### Given task
Among the lines listed below, count those that include the string "your", and state only the count.
-- START OF Material --
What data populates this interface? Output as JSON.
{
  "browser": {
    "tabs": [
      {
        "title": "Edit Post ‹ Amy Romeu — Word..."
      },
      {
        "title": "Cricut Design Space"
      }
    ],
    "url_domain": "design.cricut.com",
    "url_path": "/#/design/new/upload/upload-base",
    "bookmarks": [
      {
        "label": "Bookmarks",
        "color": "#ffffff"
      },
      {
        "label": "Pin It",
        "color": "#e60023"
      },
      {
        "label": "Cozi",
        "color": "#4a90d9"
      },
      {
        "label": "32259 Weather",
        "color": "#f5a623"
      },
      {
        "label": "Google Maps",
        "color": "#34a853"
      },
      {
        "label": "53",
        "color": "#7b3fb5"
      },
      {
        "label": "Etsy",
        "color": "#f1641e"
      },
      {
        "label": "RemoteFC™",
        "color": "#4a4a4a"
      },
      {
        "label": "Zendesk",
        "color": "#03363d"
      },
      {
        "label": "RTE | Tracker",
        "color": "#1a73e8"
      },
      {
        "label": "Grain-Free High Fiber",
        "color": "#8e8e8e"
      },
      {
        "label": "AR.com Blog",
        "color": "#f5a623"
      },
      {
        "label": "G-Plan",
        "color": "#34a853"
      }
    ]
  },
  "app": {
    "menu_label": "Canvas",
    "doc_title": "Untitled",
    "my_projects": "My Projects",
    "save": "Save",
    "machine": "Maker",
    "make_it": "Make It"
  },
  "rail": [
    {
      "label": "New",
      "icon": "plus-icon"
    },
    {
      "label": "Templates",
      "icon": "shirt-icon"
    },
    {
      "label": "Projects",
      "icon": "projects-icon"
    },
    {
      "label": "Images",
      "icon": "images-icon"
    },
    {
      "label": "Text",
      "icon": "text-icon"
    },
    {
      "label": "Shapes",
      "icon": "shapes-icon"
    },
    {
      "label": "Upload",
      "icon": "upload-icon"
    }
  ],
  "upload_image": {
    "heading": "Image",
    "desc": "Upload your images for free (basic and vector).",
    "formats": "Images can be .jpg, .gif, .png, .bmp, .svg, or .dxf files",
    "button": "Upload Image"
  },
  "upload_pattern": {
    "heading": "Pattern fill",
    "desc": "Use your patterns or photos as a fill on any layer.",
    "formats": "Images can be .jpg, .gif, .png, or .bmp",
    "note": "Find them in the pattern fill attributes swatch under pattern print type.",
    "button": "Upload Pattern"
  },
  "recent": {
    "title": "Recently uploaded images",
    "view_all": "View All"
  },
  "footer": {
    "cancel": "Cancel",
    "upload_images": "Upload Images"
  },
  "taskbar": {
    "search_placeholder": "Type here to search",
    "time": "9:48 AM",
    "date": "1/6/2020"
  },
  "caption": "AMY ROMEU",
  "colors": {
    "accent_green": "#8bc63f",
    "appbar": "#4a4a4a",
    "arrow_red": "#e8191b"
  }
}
-- END OF Material --
### Full solution
2